**Exercise description:** Reproduce every entry exactly.

---

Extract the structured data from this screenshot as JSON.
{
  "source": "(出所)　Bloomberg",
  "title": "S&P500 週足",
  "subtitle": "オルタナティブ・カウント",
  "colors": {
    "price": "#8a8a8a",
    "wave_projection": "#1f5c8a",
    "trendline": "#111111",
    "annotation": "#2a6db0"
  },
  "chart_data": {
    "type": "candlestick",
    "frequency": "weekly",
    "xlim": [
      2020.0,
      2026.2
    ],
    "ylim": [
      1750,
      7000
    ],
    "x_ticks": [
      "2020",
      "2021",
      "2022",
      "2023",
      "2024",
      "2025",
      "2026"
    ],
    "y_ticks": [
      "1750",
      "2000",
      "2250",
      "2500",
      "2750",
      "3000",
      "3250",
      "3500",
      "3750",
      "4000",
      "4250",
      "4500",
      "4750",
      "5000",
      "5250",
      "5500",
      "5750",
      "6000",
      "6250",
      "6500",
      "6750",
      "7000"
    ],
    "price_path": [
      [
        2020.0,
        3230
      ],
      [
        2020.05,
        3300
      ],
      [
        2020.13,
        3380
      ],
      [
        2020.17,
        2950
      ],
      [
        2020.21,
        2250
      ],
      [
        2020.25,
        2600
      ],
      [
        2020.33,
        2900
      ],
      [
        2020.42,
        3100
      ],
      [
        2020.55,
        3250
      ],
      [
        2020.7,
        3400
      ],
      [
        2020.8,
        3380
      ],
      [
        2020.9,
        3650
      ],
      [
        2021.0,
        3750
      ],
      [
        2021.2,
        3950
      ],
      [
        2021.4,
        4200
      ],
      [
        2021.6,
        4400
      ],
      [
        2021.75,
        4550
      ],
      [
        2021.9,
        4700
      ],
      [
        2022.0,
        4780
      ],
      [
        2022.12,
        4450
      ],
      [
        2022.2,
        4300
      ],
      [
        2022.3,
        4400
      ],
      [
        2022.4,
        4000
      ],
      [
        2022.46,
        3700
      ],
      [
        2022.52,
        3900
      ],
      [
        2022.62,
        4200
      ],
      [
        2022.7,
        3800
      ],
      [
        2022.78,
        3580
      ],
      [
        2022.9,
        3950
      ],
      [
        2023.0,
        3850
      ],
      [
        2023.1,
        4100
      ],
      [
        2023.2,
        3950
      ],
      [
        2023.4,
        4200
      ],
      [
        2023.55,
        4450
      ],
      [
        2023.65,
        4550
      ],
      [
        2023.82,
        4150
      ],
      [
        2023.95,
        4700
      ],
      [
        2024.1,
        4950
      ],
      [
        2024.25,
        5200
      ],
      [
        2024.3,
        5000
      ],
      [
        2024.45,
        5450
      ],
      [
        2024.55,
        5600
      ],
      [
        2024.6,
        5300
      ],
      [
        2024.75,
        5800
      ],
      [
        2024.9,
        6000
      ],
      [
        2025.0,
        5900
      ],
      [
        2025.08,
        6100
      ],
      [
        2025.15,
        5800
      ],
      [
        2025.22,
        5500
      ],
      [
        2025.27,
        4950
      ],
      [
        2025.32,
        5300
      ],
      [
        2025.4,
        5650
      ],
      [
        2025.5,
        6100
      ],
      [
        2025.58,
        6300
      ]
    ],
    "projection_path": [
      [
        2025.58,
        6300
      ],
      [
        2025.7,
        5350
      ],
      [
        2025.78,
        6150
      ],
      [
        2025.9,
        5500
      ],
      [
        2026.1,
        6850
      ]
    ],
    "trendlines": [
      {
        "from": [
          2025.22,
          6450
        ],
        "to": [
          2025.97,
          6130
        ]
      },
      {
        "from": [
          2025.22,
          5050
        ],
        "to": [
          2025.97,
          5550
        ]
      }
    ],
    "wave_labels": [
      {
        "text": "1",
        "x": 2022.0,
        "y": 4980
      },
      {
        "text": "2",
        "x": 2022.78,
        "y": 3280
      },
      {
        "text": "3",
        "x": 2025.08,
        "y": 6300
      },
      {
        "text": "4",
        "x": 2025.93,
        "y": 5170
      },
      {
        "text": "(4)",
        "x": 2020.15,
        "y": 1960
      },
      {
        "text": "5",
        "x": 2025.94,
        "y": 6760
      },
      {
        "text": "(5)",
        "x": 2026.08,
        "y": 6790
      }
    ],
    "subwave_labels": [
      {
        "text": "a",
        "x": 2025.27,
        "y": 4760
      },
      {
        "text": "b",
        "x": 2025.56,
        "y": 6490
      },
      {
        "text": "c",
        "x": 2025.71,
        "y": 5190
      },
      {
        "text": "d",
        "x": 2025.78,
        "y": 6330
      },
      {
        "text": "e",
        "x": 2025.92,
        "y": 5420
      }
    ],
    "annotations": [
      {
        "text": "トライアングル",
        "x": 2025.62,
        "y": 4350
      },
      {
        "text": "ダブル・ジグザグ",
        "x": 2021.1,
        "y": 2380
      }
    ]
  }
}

---

**Full response:**
Extract the structured data from this screenshot as JSON.
{
  "source": "(出所)　Bloomberg",
  "title": "S&P500 週足",
  "subtitle": "オルタナティブ・カウント",
  "colors": {
    "price": "#8a8a8a",
    "wave_projection": "#1f5c8a",
    "trendline": "#111111",
    "annotation": "#2a6db0"
  },
  "chart_data": {
    "type": "candlestick",
    "frequency": "weekly",
    "xlim": [
      2020.0,
      2026.2
    ],
    "ylim": [
      1750,
      7000
    ],
    "x_ticks": [
      "2020",
      "2021",
      "2022",
      "2023",
      "2024",
      "2025",
      "2026"
    ],
    "y_ticks": [
      "1750",
      "2000",
      "2250",
      "2500",
      "2750",
      "3000",
      "3250",
      "3500",
      "3750",
      "4000",
      "4250",
      "4500",
      "4750",
      "5000",
      "5250",
      "5500",
      "5750",
      "6000",
      "6250",
      "6500",
      "6750",
      "7000"
    ],
    "price_path": [
      [
        2020.0,
        3230
      ],
      [
        2020.05,
        3300
      ],
      [
        2020.13,
        3380
      ],
      [
        2020.17,
        2950
      ],
      [
        2020.21,
        2250
      ],
      [
        2020.25,
        2600
      ],
      [
        2020.33,
        2900
      ],
      [
        2020.42,
        3100
      ],
      [
        2020.55,
        3250
      ],
      [
        2020.7,
        3400
      ],
      [
        2020.8,
        3380
      ],
      [
        2020.9,
        3650
      ],
      [
        2021.0,
        3750
      ],
      [
        2021.2,
        3950
      ],
      [
        2021.4,
        4200
      ],
      [
        2021.6,
        4400
      ],
      [
        2021.75,
        4550
      ],
      [
        2021.9,
        4700
      ],
      [
        2022.0,
        4780
      ],
      [
        2022.12,
        4450
      ],
      [
        2022.2,
        4300
      ],
      [
        2022.3,
        4400
      ],
      [
        2022.4,
        4000
      ],
      [
        2022.46,
        3700
      ],
      [
        2022.52,
        3900
      ],
      [
        2022.62,
        4200
      ],
      [
        2022.7,
        3800
      ],
      [
        2022.78,
        3580
      ],
      [
        2022.9,
        3950
      ],
      [
        2023.0,
        3850
      ],
      [
        2023.1,
        4100
      ],
      [
        2023.2,
        3950
      ],
      [
        2023.4,
        4200
      ],
      [
        2023.55,
        4450
      ],
      [
        2023.65,
        4550
      ],
      [
        2023.82,
        4150
      ],
      [
        2023.95,
        4700
      ],
      [
        2024.1,
        4950
      ],
      [
        2024.25,
        5200
      ],
      [
        2024.3,
        5000
      ],
      [
        2024.45,
        5450
      ],
      [
        2024.55,
        5600
      ],
      [
        2024.6,
        5300
      ],
      [
        2024.75,
        5800
      ],
      [
        2024.9,
        6000
      ],
      [
        2025.0,
        5900
      ],
      [
        2025.08,
        6100
      ],
      [
        2025.15,
        5800
      ],
      [
        2025.22,
        5500
      ],
      [
        2025.27,
        4950
      ],
      [
        2025.32,
        5300
      ],
      [
        2025.4,
        5650
      ],
      [
        2025.5,
        6100
      ],
      [
        2025.58,
        6300
      ]
    ],
    "projection_path": [
      [
        2025.58,
        6300
      ],
      [
        2025.7,
        5350
      ],
      [
        2025.78,
        6150
      ],
      [
        2025.9,
        5500
      ],
      [
        2026.1,
        6850
      ]
    ],
    "trendlines": [
      {
        "from": [
          2025.22,
          6450
        ],
        "to": [
          2025.97,
          6130
        ]
      },
      {
        "from": [
          2025.22,
          5050
        ],
        "to": [
          2025.97,
          5550
        ]
      }
    ],
    "wave_labels": [
      {
        "text": "1",
        "x": 2022.0,
        "y": 4980
      },
      {
        "text": "2",
        "x": 2022.78,
        "y": 3280
      },
      {
        "text": "3",
        "x": 2025.08,
        "y": 6300
      },
      {
        "text": "4",
        "x": 2025.93,
        "y": 5170
      },
      {
        "text": "(4)",
        "x": 2020.15,
        "y": 1960
      },
      {
        "text": "5",
        "x": 2025.94,
        "y": 6760
      },
      {
        "text": "(5)",
        "x": 2026.08,
        "y": 6790
      }
    ],
    "subwave_labels": [
      {
        "text": "a",
        "x": 2025.27,
        "y": 4760
      },
      {
        "text": "b",
        "x": 2025.56,
        "y": 6490
      },
      {
        "text": "c",
        "x": 2025.71,
        "y": 5190
      },
      {
        "text": "d",
        "x": 2025.78,
        "y": 6330
      },
      {
        "text": "e",
        "x": 2025.92,
        "y": 5420
      }
    ],
    "annotations": [
      {
        "text": "トライアングル",
        "x": 2025.62,
        "y": 4350
      },
      {
        "text": "ダブル・ジグザグ",
        "x": 2021.1,
        "y": 2380
      }
    ]
  }
}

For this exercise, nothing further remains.